### INFORMATION GIVEN

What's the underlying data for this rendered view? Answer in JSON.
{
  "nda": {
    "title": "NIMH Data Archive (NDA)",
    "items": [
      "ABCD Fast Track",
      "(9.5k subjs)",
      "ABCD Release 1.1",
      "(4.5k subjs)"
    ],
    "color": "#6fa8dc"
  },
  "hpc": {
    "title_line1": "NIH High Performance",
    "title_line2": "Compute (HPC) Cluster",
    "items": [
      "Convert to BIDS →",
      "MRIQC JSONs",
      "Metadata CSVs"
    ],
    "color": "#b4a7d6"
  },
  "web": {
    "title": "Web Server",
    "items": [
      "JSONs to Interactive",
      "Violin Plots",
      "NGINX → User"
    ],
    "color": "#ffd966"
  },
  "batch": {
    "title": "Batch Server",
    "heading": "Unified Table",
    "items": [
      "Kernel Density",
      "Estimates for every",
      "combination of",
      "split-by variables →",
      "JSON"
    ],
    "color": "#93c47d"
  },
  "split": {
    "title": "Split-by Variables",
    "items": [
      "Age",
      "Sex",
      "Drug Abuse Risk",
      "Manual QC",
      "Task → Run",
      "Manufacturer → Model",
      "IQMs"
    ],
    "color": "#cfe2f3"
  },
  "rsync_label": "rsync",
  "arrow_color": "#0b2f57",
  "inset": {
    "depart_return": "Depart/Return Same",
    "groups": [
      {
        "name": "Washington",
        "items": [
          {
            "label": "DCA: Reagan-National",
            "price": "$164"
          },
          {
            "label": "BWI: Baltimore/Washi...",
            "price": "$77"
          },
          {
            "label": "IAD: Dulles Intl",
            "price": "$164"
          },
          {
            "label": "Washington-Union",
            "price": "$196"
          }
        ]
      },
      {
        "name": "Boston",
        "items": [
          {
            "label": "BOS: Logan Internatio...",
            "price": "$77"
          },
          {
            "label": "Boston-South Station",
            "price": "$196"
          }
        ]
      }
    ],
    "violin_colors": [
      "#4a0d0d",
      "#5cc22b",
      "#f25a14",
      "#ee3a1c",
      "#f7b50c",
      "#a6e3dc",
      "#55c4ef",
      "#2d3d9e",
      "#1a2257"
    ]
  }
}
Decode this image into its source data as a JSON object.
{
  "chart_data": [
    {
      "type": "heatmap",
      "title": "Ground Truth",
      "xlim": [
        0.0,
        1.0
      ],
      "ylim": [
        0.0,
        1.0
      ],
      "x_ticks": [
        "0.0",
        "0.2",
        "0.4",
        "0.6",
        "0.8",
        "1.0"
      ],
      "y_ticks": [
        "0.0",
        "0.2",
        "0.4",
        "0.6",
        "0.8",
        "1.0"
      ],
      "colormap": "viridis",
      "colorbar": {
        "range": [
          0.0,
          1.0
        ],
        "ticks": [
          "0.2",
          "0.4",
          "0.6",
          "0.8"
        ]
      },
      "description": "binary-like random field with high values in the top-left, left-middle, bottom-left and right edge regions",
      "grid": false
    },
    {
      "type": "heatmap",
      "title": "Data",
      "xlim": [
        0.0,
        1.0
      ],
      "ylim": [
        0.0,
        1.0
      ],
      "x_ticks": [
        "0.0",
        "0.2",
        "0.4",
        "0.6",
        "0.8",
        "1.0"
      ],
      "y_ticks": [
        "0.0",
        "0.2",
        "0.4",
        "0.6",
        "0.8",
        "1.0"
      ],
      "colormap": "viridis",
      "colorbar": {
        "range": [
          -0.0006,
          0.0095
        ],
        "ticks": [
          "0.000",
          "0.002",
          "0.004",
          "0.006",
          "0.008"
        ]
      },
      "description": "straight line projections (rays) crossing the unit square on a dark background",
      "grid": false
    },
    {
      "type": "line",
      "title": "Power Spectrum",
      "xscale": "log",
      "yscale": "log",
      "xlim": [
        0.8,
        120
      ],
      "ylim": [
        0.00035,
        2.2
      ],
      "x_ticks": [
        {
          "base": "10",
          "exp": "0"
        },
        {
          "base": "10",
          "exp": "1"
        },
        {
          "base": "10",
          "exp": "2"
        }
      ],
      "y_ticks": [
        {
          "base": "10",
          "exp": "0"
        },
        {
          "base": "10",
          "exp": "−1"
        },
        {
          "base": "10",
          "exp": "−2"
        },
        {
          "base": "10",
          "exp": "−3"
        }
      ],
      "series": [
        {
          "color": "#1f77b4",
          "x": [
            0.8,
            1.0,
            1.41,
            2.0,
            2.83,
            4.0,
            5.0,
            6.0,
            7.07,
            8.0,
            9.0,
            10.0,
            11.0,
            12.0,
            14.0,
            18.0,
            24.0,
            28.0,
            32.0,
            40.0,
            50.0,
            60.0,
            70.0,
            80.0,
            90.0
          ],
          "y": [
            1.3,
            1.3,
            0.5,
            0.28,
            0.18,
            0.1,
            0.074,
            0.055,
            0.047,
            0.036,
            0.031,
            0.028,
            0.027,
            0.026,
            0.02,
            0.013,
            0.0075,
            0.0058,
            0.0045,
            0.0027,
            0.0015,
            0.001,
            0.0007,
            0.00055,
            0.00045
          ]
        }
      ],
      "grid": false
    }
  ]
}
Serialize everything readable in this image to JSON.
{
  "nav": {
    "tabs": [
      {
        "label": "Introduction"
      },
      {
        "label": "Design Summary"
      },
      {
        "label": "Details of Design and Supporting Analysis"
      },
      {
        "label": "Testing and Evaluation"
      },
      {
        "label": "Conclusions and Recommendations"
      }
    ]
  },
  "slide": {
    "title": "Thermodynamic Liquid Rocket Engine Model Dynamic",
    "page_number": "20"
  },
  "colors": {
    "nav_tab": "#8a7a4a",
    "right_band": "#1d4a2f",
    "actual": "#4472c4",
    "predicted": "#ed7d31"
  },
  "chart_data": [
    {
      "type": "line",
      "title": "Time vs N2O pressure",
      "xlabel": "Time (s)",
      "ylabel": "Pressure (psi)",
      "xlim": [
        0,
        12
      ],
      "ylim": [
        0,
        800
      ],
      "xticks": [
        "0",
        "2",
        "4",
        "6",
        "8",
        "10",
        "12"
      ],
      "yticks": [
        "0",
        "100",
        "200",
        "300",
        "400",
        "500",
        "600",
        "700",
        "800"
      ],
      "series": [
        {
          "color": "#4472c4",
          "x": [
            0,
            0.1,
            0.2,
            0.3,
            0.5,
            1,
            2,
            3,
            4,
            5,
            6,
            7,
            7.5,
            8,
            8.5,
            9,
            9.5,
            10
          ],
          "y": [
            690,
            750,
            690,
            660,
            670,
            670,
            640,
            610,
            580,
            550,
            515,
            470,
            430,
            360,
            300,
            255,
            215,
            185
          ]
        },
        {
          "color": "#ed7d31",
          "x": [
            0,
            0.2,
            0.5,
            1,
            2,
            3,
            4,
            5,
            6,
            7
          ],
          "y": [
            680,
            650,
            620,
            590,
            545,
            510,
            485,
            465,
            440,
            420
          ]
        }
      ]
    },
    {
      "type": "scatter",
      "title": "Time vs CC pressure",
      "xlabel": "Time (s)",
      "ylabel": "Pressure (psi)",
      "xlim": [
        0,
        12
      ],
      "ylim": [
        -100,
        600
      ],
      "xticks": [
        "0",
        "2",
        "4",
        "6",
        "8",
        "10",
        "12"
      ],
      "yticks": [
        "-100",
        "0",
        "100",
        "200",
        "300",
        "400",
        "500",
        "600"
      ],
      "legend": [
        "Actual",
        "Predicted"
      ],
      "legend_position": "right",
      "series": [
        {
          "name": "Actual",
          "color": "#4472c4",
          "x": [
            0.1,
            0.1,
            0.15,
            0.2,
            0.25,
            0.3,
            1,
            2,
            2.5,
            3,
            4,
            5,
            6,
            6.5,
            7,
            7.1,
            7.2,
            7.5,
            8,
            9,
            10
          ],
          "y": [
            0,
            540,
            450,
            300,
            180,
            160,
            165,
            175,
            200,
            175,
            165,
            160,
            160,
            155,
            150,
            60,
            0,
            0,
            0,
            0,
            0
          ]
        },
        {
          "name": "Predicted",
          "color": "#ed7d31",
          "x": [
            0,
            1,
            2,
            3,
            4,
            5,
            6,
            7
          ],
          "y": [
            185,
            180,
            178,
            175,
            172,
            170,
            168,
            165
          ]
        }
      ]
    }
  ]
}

### GOAL
Which lines hold the word "description"? Copy every one of them.

### WRITTEN RESPONSE
      "description": "binary-like random field with high values in the top-left, left-middle, bottom-left and right edge regions",
      "description": "straight line projections (rays) crossing the unit square on a dark background",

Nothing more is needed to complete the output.